Any experiences with gridfs limits ?

266 views
Skip to first unread message

Manu

unread,
Dec 17, 2010, 6:36:35 AM12/17/10
to mongodb-user, man...@miwim.fr
Hi everyone,

Well, we (the company were i work) are actually using mongodb for
several purposes... and feel very happy with it. One if these purposes
is using mongodb as cdn storage for product images on a Dual intel
xeon 2.6ghz box, with 12gb ram. A single php script queries the grid
(actually containing more than 400 000 documents) in order to deliver
through apache the stored image.
If the image isn't available in the grid, the php script connects to
another db, finds the original url, and does all the proccessing stuff
in order to finally store the processed image into the grid.

All this works fine... It only lags a little bit when heavy writes and
image processing are done on the server. My question now: Does anyone
have similar experiences with this kind of gridfs usage ? We are
planning to move another project which will need to store about 12
millions images on a grid. Will this be technically possible with only
one machine... or will this involve sharding ?

Manu

Eliot Horowitz

unread,
Dec 17, 2010, 10:10:22 AM12/17/10
to mongod...@googlegroups.com
Some questions:
- what is the average image size?
- how many queries/second do you need to handle?

> --
> You received this message because you are subscribed to the Google Groups "mongodb-user" group.
> To post to this group, send email to mongod...@googlegroups.com.
> To unsubscribe from this group, send email to mongodb-user...@googlegroups.com.
> For more options, visit this group at http://groups.google.com/group/mongodb-user?hl=en.
>
>

Maciej Dziardziel

unread,
Dec 17, 2010, 6:46:07 PM12/17/10
to mongodb-user
Important questions:

1. What is the size of working set (set of images that should be kept
in ram) comparing to ram?
If it smaller then your ram that might be an issue that limits speed
of serving files.

2. Combining apache and php might be a limitating factor. Take a look
at nginx and nginx-gridfs module.
That way you could achieve more reqs/s by using more efficient
webserver and eliminating php.

--
Maciej Dziardziel

Manu

unread,
Dec 19, 2010, 5:30:16 AM12/19/10
to mongodb-user
Elliot, Maciej, thanks for your support.

The average image size is very variable, but never exceeds 300kb
(images are stored in different sizes, 500px square ratio maximum).

▸ Directive
Render this sentence from the GridFS thread in Spanish: "That way you could achieve more reqs/s by using more efficient webserver and eliminating php."

Data entries:
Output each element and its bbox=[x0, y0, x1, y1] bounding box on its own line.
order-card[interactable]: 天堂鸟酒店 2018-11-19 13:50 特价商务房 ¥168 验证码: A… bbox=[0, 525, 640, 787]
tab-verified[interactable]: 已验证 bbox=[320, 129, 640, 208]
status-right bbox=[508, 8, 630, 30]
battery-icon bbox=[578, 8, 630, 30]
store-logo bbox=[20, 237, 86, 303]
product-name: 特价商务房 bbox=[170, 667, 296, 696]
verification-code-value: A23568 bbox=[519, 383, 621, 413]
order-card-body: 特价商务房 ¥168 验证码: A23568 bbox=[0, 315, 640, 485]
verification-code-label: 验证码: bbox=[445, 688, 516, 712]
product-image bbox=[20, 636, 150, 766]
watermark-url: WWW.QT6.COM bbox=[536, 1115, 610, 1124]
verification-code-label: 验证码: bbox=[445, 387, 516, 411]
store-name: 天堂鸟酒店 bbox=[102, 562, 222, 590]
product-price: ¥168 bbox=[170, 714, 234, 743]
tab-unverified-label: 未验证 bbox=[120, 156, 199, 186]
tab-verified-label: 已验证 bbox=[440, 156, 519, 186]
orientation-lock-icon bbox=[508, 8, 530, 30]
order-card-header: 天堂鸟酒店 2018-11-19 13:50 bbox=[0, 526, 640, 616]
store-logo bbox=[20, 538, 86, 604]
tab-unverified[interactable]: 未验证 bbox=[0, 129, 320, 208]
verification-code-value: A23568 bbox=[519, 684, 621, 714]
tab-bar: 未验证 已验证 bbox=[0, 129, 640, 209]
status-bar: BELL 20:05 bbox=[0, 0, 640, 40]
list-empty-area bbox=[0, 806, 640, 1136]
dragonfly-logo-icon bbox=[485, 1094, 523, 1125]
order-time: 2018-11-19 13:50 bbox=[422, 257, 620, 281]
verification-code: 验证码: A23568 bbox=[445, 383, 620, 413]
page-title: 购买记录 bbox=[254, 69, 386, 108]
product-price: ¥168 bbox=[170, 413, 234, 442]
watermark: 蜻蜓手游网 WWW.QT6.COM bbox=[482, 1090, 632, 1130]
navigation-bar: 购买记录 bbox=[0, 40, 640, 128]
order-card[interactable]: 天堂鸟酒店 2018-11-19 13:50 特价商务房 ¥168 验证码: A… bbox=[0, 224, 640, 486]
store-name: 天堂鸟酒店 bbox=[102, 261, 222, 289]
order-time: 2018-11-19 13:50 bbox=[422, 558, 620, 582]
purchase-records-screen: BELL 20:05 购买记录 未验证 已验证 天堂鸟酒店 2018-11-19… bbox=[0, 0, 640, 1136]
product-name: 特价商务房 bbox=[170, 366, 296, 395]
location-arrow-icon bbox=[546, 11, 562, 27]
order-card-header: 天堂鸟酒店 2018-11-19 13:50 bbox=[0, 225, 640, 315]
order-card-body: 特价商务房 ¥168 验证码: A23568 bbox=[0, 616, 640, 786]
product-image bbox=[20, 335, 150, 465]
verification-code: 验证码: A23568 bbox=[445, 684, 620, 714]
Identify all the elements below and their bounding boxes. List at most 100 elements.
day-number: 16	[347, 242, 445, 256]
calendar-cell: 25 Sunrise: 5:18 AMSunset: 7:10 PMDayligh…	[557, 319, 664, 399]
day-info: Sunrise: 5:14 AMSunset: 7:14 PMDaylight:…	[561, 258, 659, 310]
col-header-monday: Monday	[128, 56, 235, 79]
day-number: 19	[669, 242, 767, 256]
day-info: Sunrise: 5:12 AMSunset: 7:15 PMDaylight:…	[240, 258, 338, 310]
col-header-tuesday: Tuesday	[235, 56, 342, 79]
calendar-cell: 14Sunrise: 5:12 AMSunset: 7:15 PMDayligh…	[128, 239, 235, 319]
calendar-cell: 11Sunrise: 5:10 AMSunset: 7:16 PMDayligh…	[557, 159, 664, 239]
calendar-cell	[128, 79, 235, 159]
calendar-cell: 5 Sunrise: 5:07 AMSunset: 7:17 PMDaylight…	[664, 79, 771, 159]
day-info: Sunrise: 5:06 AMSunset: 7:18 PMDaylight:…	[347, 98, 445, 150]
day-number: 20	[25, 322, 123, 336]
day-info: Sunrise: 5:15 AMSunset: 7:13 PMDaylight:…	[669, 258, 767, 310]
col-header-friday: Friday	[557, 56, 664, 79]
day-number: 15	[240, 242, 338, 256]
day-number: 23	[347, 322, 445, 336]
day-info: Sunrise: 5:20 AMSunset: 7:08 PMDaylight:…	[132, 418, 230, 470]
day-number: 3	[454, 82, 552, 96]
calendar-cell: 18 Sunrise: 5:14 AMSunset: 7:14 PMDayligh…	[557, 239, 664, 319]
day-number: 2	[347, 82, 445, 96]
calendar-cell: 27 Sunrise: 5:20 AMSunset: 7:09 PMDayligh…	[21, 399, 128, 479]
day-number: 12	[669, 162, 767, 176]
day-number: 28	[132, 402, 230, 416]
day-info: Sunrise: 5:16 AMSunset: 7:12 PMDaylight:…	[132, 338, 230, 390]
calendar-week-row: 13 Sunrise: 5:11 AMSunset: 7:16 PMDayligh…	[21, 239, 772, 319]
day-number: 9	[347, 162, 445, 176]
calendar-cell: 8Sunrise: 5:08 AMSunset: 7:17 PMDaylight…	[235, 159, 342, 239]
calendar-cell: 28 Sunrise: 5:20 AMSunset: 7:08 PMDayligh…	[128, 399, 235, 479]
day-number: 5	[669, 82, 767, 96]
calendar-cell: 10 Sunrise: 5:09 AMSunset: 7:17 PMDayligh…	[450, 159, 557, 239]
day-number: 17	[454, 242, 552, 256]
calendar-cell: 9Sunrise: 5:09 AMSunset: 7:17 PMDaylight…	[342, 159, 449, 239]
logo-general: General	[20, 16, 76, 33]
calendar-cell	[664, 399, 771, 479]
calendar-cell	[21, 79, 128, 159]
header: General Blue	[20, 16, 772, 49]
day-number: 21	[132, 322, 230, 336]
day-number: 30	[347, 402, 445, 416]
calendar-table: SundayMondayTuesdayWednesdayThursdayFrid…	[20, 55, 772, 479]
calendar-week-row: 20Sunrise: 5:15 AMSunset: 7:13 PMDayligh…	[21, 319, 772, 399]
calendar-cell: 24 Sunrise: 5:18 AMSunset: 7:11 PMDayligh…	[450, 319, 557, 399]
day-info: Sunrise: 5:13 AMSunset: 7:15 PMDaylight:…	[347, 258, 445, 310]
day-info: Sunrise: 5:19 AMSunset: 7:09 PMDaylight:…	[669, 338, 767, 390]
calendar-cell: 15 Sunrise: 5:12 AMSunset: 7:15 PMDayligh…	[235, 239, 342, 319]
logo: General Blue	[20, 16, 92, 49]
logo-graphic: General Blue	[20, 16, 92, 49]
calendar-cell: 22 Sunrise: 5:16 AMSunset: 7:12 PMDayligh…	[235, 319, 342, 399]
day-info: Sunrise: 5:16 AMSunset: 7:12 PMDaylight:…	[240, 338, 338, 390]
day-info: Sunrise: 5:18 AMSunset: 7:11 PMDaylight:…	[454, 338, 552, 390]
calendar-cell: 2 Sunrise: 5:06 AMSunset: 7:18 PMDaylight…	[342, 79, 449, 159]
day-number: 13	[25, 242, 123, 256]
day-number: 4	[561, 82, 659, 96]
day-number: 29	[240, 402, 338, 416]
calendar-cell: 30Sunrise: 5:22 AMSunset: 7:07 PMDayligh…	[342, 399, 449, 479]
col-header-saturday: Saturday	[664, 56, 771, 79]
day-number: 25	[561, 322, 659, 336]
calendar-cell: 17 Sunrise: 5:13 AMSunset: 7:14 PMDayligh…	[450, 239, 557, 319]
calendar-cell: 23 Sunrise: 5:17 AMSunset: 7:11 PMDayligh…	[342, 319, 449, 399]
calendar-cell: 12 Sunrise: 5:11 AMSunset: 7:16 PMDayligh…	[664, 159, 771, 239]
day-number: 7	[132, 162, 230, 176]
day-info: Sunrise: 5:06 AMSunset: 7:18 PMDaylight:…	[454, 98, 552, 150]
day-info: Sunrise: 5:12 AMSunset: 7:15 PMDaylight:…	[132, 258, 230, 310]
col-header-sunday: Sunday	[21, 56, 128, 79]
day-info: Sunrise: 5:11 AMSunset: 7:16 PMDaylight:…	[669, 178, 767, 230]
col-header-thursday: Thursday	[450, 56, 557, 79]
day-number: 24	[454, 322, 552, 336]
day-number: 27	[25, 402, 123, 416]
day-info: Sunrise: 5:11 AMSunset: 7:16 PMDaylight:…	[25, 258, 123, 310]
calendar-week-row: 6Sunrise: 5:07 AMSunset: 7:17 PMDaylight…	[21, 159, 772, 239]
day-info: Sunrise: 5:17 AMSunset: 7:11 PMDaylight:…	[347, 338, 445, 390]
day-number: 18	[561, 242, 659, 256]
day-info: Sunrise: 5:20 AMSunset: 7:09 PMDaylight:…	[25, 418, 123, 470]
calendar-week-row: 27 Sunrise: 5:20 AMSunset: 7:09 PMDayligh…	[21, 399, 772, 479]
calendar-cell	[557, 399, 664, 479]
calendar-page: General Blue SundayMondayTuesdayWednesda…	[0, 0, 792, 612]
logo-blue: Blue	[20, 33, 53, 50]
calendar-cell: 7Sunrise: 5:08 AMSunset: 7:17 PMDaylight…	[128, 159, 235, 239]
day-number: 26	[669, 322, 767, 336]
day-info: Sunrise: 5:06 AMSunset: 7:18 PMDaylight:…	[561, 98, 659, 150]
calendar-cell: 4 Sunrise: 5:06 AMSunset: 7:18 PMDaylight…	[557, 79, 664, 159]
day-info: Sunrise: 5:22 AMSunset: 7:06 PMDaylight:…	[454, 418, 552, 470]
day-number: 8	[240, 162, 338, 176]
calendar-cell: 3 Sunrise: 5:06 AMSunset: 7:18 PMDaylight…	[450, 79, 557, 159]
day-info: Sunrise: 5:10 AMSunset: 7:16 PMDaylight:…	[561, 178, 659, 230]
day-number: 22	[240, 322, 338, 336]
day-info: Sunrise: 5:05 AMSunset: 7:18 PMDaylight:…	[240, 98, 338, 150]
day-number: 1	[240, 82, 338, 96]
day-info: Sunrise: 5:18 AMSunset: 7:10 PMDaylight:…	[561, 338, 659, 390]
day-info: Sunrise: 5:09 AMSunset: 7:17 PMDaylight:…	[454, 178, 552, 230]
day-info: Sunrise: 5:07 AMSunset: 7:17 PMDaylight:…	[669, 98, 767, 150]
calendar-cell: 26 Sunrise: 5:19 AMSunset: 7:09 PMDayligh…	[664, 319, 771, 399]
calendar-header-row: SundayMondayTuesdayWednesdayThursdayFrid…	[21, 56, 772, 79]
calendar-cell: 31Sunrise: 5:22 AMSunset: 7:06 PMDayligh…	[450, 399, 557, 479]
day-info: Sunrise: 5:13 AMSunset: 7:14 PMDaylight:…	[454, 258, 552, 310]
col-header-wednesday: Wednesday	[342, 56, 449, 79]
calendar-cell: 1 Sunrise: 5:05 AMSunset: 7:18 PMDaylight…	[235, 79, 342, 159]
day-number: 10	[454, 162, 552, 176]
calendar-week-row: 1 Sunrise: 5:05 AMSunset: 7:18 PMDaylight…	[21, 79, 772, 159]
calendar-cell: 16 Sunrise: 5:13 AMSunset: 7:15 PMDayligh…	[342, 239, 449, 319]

▸ Full answer
De esa manera podría lograr más solicitudes por segundo usando un servidor web más eficiente y eliminando PHP.